[What to work on]
1) In the travel account of leaving Syria for Turkey, what did the final customs clearance officer fail to do?
2) Extend the travel account of crossing from Syria into Turkey, writing the passage that follows its last sentence.

Goodbye Syria. Hello Turkey.

It was time. Sucked into the history, architecture, landscapes and people of Syria I made tracks for the Turkish border where before crossing I met a farmer and his kids herding goats down the road. Lots of smiles, hugs and questions but this would be my last contact with a Syrian on his soil until the next time.



Border procedures were fairly smooth save that the final customs clearance officer failed to hit enter on his computer so when trying to get the gate guard to release me into the wild lands of Turkey, I had to turn around and go back to the customs agent and have him re-enter my date into the computer. Funny, it’s been a while since a computer was used to log me in or out of country. There was a similar snafu in Ethiopia and before that I think South Africa was the only other country computerized. Though most of the land borders I crossed were remote and I’m sure these countries have more sophisticated systems at air or sea ports.

[Dataset entries]
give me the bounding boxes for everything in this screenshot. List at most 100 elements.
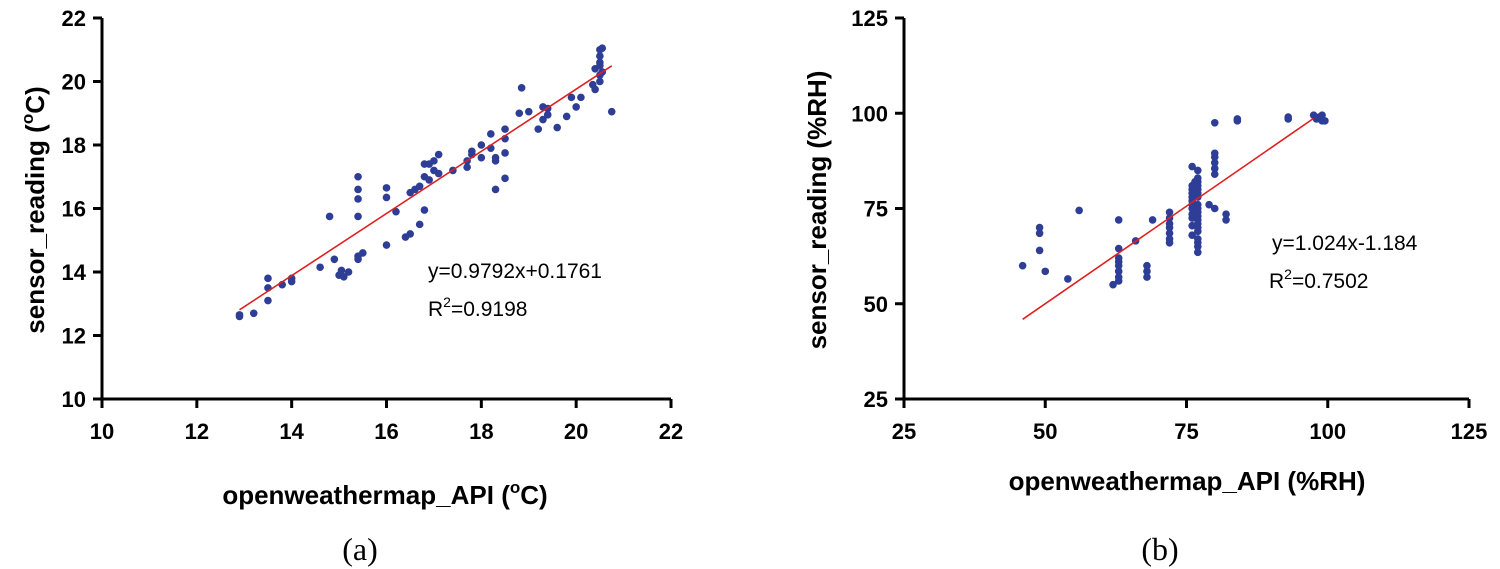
==
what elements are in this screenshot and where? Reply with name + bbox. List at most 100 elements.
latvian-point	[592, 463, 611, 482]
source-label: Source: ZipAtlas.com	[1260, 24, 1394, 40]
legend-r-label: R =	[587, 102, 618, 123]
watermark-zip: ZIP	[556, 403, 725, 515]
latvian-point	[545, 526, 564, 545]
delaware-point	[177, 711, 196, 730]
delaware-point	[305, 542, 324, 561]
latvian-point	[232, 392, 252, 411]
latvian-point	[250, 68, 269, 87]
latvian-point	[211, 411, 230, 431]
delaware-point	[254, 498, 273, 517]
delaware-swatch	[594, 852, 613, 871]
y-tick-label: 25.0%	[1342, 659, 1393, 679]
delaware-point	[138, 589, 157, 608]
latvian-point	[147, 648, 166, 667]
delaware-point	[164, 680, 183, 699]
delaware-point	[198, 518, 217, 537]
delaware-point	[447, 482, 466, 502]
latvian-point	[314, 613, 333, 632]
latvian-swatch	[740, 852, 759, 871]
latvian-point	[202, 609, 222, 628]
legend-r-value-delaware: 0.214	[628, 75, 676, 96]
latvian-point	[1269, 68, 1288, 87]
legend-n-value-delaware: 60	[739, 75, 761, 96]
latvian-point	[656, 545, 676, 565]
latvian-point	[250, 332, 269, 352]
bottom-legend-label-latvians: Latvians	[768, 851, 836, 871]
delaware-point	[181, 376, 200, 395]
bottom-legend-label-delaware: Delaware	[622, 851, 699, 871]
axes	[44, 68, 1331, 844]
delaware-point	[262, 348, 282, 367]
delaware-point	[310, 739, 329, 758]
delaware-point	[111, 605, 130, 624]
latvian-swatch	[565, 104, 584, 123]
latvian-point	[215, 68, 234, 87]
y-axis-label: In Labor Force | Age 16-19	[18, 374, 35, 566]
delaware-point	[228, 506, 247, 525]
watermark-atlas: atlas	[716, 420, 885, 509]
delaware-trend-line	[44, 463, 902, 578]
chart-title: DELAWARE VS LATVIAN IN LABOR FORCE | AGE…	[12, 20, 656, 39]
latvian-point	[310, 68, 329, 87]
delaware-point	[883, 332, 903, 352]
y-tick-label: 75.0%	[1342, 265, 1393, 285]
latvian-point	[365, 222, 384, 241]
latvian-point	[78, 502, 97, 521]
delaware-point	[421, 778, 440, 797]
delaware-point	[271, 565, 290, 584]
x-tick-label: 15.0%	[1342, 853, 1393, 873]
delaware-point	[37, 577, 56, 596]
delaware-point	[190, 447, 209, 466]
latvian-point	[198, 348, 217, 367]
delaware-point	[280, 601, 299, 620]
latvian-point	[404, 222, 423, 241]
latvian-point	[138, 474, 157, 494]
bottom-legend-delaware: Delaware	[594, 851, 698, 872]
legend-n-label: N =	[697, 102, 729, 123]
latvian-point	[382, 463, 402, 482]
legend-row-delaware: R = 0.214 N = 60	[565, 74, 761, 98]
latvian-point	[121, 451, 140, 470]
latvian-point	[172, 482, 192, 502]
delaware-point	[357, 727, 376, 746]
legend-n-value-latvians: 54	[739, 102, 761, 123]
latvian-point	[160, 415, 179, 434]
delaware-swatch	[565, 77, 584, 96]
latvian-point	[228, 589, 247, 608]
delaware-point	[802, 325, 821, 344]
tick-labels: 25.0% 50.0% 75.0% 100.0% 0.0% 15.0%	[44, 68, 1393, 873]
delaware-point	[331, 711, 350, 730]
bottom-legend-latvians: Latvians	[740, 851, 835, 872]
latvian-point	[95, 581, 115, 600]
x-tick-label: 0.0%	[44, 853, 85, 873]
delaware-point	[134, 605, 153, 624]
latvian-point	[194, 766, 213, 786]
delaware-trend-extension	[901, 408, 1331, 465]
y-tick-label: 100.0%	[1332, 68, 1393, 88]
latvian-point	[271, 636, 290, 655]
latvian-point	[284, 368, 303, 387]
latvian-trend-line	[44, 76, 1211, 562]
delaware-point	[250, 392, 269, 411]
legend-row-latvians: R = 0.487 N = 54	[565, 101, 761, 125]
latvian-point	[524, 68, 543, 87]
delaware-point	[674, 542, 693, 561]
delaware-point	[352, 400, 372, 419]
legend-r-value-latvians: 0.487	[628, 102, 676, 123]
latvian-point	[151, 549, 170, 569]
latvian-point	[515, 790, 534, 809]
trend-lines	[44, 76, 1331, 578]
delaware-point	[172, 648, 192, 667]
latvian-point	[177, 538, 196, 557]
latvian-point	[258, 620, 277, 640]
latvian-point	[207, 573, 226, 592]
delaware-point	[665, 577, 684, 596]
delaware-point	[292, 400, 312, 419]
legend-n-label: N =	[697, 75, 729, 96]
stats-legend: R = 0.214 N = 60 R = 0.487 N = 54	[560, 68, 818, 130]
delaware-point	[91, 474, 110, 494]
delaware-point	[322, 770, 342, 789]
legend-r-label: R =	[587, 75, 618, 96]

[In response]
1) He failed to hit enter on his computer.

2)
Passing through the dusty outpost of Bab Al Hawa, I made a brief stop in Reyhanli where I met a couple young kids on motorcycles who helped me find a road map of Turkey and introduced me to a shop owner who heads a local motocross/enduro motorcycle club. Armed with tips and ideas for the roads around the south western part of Turkey I bid farewell and headed on.

But something was funny. Worried about my rear tire, it seemed washy as I rode. I stopped at a farm area gas station to check pressure and add air. But I couldn’t leave. The owner and a few local farmers were having lunch and insisted I join them. With fresh cucumber, flatbread, tomato and bulgar. I didn’t realize how hungry I was until I started eating. With the food spread out on a large circular stainless platter, each of us armed with a spoon, bread and a smaller plate, everyone dove their forks into the grain and the vegetables and ate what we wanted. It was my first meal in Turkey and I don’t think any other could match the flavors nor the company.

I pressed on toward Adana and on the way noticed a massive castle flying the Turkish flag sitting high atop a hill. I couldn’t find a road leading there and the roads I did find were interestingly quiet and absent from traffic and pedestrians. Fuel in Adana, I set my sets for perhaps one of Turkey’s most impressive and unusual sites: Kapadokya, Turkey.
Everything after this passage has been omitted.